Exercise directions: Repeat each line of the material exactly.

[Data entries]

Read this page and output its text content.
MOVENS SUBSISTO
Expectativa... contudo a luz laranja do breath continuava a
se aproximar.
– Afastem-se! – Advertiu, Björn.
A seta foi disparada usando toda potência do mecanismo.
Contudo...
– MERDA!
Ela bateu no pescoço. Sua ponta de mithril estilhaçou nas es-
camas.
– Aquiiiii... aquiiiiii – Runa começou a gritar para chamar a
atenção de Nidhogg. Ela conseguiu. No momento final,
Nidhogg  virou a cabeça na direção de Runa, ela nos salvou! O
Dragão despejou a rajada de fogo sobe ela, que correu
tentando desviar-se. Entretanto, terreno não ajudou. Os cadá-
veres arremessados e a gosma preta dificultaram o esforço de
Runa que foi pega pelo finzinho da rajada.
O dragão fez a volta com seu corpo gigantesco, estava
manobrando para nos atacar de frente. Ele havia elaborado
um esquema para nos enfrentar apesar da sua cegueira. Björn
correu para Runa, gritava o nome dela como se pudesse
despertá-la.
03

Task response:
Read this page and output its text content.
MOVENS SUBSISTO
Expectativa... contudo a luz laranja do breath continuava a
se aproximar.
– Afastem-se! – Advertiu, Björn.
A seta foi disparada usando toda potência do mecanismo.
Contudo...
– MERDA!
Ela bateu no pescoço. Sua ponta de mithril estilhaçou nas es-
camas.
– Aquiiiii... aquiiiiii – Runa começou a gritar para chamar a
atenção de Nidhogg. Ela conseguiu. No momento final,
Nidhogg  virou a cabeça na direção de Runa, ela nos salvou! O
Dragão despejou a rajada de fogo sobe ela, que correu
tentando desviar-se. Entretanto, terreno não ajudou. Os cadá-
veres arremessados e a gosma preta dificultaram o esforço de
Runa que foi pega pelo finzinho da rajada.
O dragão fez a volta com seu corpo gigantesco, estava
manobrando para nos atacar de frente. Ele havia elaborado
um esquema para nos enfrentar apesar da sua cegueira. Björn
correu para Runa, gritava o nome dela como se pudesse
despertá-la.
03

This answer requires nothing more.